*YOUR GOAL*:
A faithful copy of the data is what is wanted, minus any pictures.

*DATA UNDER STUDY*:
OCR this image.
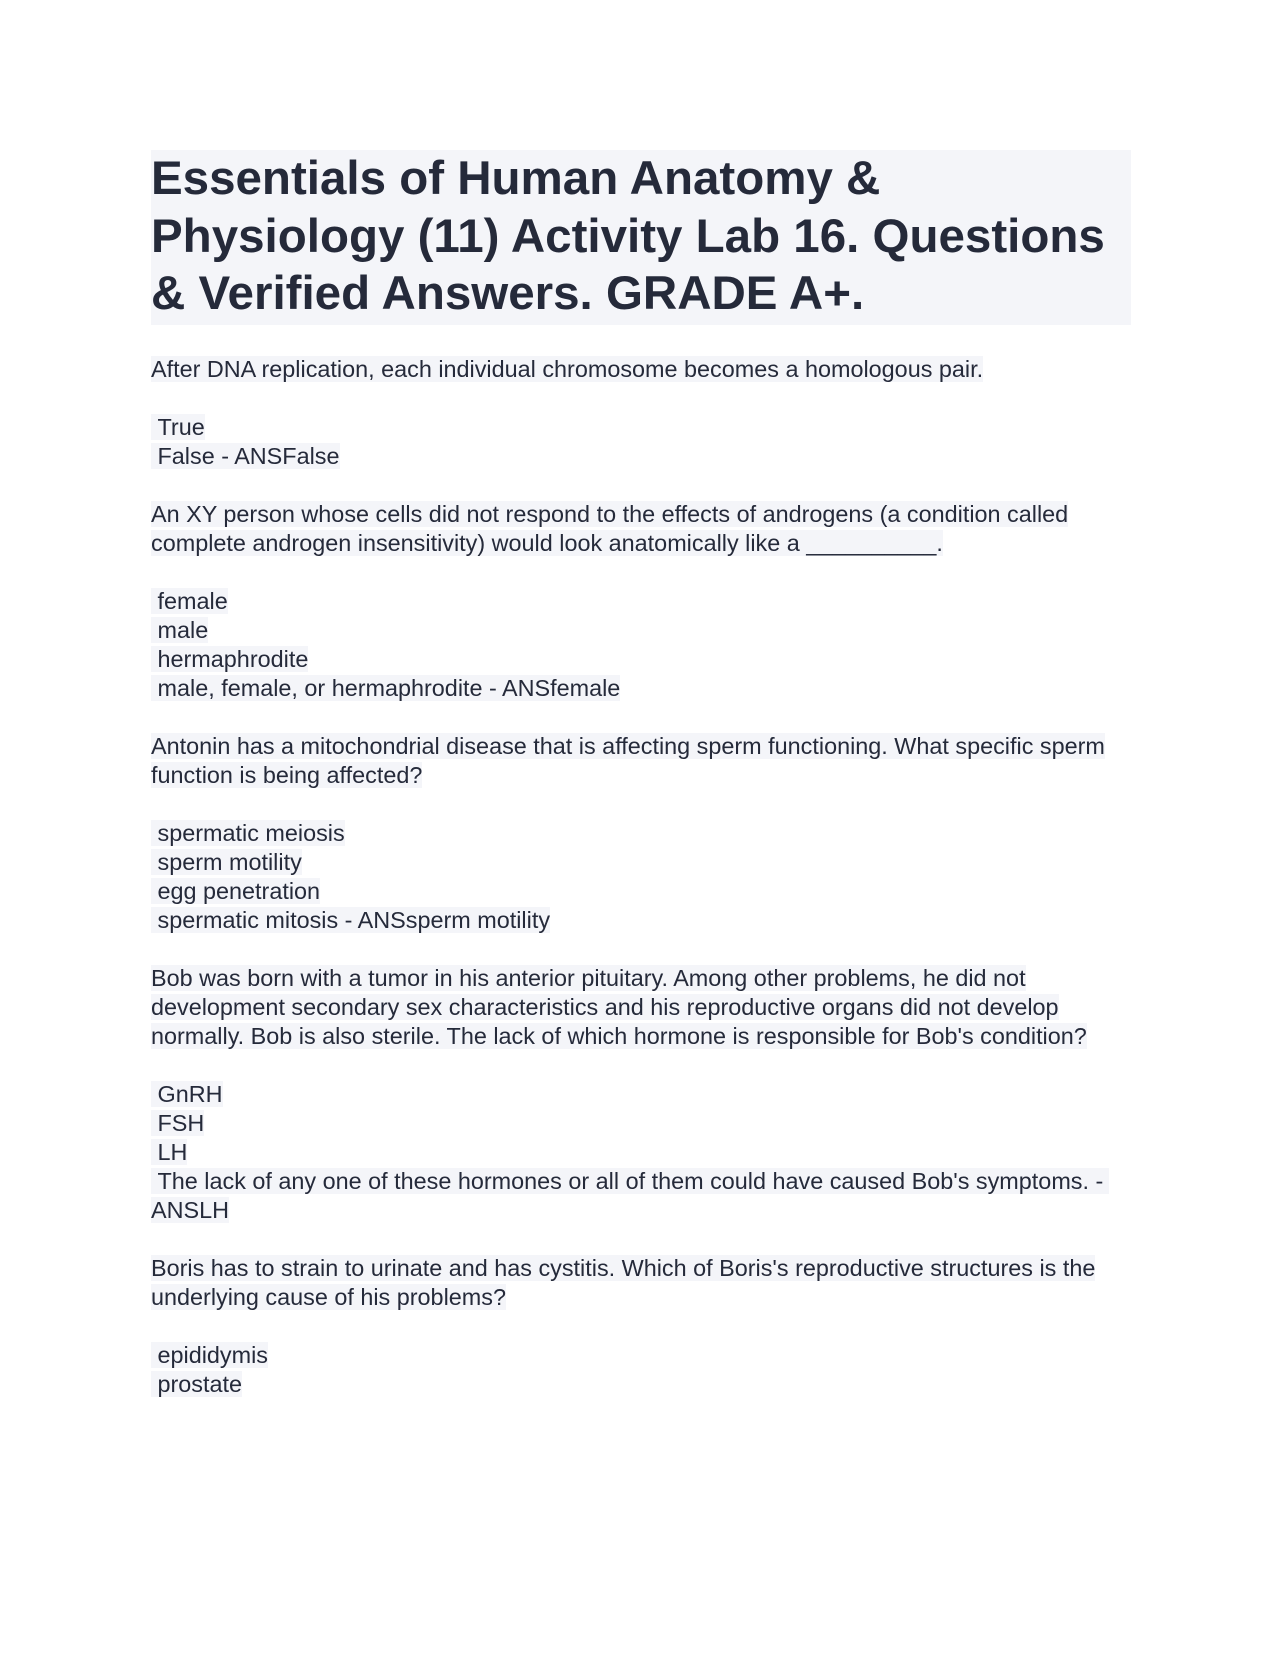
Essentials of Human Anatomy & Physiology (11) Activity Lab 16. Questions & Verified Answers. GRADE A+.

After DNA replication, each individual chromosome becomes a homologous pair.

True
False - ANSFalse

An XY person whose cells did not respond to the effects of androgens (a condition called complete androgen insensitivity) would look anatomically like a __________.

female
male
hermaphrodite
male, female, or hermaphrodite - ANSfemale

Antonin has a mitochondrial disease that is affecting sperm functioning. What specific sperm function is being affected?

spermatic meiosis
sperm motility
egg penetration
spermatic mitosis - ANSsperm motility

Bob was born with a tumor in his anterior pituitary. Among other problems, he did not development secondary sex characteristics and his reproductive organs did not develop normally. Bob is also sterile. The lack of which hormone is responsible for Bob's condition?

GnRH
FSH
LH
The lack of any one of these hormones or all of them could have caused Bob's symptoms. - ANSLH

Boris has to strain to urinate and has cystitis. Which of Boris's reproductive structures is the underlying cause of his problems?

epididymis
prostate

*EXERCISE SOLUTION*:
OCR this image.
Essentials of Human Anatomy & Physiology (11) Activity Lab 16. Questions & Verified Answers. GRADE A+.

After DNA replication, each individual chromosome becomes a homologous pair.

True
False - ANSFalse

An XY person whose cells did not respond to the effects of androgens (a condition called complete androgen insensitivity) would look anatomically like a __________.

female
male
hermaphrodite
male, female, or hermaphrodite - ANSfemale

Antonin has a mitochondrial disease that is affecting sperm functioning. What specific sperm function is being affected?

spermatic meiosis
sperm motility
egg penetration
spermatic mitosis - ANSsperm motility

Bob was born with a tumor in his anterior pituitary. Among other problems, he did not development secondary sex characteristics and his reproductive organs did not develop normally. Bob is also sterile. The lack of which hormone is responsible for Bob's condition?

GnRH
FSH
LH
The lack of any one of these hormones or all of them could have caused Bob's symptoms. - ANSLH

Boris has to strain to urinate and has cystitis. Which of Boris's reproductive structures is the underlying cause of his problems?

epididymis
prostate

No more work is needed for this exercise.